» **Task to complete**
Every line below should be repeated exactly.

(Dataset items)
----------

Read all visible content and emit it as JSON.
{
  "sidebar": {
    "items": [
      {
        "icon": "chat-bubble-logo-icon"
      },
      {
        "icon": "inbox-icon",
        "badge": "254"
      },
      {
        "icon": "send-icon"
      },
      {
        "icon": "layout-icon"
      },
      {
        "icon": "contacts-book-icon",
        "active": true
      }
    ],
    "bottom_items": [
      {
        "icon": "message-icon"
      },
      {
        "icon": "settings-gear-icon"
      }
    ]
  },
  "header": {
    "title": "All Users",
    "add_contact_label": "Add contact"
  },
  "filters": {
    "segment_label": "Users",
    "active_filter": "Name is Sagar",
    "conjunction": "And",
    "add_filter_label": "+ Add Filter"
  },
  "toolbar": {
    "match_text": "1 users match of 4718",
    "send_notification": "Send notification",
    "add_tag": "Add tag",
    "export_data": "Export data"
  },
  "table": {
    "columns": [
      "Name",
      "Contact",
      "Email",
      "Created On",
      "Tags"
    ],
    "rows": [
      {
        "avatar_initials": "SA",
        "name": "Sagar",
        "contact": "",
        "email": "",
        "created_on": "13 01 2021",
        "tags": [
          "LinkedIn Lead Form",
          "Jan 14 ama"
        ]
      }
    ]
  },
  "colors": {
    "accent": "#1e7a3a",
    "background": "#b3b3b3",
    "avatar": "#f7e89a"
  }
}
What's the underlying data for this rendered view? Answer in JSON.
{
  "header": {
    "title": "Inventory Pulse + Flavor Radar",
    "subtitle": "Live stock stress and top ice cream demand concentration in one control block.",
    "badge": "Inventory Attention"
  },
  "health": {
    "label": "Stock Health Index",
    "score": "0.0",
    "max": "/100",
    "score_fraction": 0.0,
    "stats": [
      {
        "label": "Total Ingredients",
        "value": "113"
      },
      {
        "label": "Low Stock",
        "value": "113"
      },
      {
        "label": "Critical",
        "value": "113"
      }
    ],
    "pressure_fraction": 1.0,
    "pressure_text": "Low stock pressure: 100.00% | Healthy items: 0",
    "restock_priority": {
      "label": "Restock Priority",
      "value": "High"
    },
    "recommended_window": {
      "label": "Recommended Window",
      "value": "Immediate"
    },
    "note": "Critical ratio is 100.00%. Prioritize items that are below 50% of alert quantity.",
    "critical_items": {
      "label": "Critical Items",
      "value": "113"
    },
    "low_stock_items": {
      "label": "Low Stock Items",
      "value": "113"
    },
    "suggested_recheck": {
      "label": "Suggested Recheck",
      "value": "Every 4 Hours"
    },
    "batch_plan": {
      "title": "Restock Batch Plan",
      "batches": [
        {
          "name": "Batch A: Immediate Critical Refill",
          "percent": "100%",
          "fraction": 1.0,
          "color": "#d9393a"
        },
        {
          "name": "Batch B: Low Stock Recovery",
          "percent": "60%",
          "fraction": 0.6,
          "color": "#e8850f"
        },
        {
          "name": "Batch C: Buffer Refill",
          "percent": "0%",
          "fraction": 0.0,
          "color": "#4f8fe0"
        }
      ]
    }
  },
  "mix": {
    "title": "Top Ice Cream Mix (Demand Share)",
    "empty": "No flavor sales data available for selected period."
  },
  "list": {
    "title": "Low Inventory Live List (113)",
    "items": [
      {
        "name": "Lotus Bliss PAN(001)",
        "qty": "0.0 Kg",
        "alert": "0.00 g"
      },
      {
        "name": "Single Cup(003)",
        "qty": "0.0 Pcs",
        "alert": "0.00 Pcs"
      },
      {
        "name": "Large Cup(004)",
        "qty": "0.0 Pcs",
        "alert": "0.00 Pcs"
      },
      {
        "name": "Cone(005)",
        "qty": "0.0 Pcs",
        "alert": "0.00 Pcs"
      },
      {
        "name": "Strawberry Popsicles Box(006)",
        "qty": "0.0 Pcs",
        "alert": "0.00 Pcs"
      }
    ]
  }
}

----------

» **Response**
Read all visible content and emit it as JSON.
{
  "sidebar": {
    "items": [
      {
        "icon": "chat-bubble-logo-icon"
      },
      {
        "icon": "inbox-icon",
        "badge": "254"
      },
      {
        "icon": "send-icon"
      },
      {
        "icon": "layout-icon"
      },
      {
        "icon": "contacts-book-icon",
        "active": true
      }
    ],
    "bottom_items": [
      {
        "icon": "message-icon"
      },
      {
        "icon": "settings-gear-icon"
      }
    ]
  },
  "header": {
    "title": "All Users",
    "add_contact_label": "Add contact"
  },
  "filters": {
    "segment_label": "Users",
    "active_filter": "Name is Sagar",
    "conjunction": "And",
    "add_filter_label": "+ Add Filter"
  },
  "toolbar": {
    "match_text": "1 users match of 4718",
    "send_notification": "Send notification",
    "add_tag": "Add tag",
    "export_data": "Export data"
  },
  "table": {
    "columns": [
      "Name",
      "Contact",
      "Email",
      "Created On",
      "Tags"
    ],
    "rows": [
      {
        "avatar_initials": "SA",
        "name": "Sagar",
        "contact": "",
        "email": "",
        "created_on": "13 01 2021",
        "tags": [
          "LinkedIn Lead Form",
          "Jan 14 ama"
        ]
      }
    ]
  },
  "colors": {
    "accent": "#1e7a3a",
    "background": "#b3b3b3",
    "avatar": "#f7e89a"
  }
}
What's the underlying data for this rendered view? Answer in JSON.
{
  "header": {
    "title": "Inventory Pulse + Flavor Radar",
    "subtitle": "Live stock stress and top ice cream demand concentration in one control block.",
    "badge": "Inventory Attention"
  },
  "health": {
    "label": "Stock Health Index",
    "score": "0.0",
    "max": "/100",
    "score_fraction": 0.0,
    "stats": [
      {
        "label": "Total Ingredients",
        "value": "113"
      },
      {
        "label": "Low Stock",
        "value": "113"
      },
      {
        "label": "Critical",
        "value": "113"
      }
    ],
    "pressure_fraction": 1.0,
    "pressure_text": "Low stock pressure: 100.00% | Healthy items: 0",
    "restock_priority": {
      "label": "Restock Priority",
      "value": "High"
    },
    "recommended_window": {
      "label": "Recommended Window",
      "value": "Immediate"
    },
    "note": "Critical ratio is 100.00%. Prioritize items that are below 50% of alert quantity.",
    "critical_items": {
      "label": "Critical Items",
      "value": "113"
    },
    "low_stock_items": {
      "label": "Low Stock Items",
      "value": "113"
    },
    "suggested_recheck": {
      "label": "Suggested Recheck",
      "value": "Every 4 Hours"
    },
    "batch_plan": {
      "title": "Restock Batch Plan",
      "batches": [
        {
          "name": "Batch A: Immediate Critical Refill",
          "percent": "100%",
          "fraction": 1.0,
          "color": "#d9393a"
        },
        {
          "name": "Batch B: Low Stock Recovery",
          "percent": "60%",
          "fraction": 0.6,
          "color": "#e8850f"
        },
        {
          "name": "Batch C: Buffer Refill",
          "percent": "0%",
          "fraction": 0.0,
          "color": "#4f8fe0"
        }
      ]
    }
  },
  "mix": {
    "title": "Top Ice Cream Mix (Demand Share)",
    "empty": "No flavor sales data available for selected period."
  },
  "list": {
    "title": "Low Inventory Live List (113)",
    "items": [
      {
        "name": "Lotus Bliss PAN(001)",
        "qty": "0.0 Kg",
        "alert": "0.00 g"
      },
      {
        "name": "Single Cup(003)",
        "qty": "0.0 Pcs",
        "alert": "0.00 Pcs"
      },
      {
        "name": "Large Cup(004)",
        "qty": "0.0 Pcs",
        "alert": "0.00 Pcs"
      },
      {
        "name": "Cone(005)",
        "qty": "0.0 Pcs",
        "alert": "0.00 Pcs"
      },
      {
        "name": "Strawberry Popsicles Box(006)",
        "qty": "0.0 Pcs",
        "alert": "0.00 Pcs"
      }
    ]
  }
}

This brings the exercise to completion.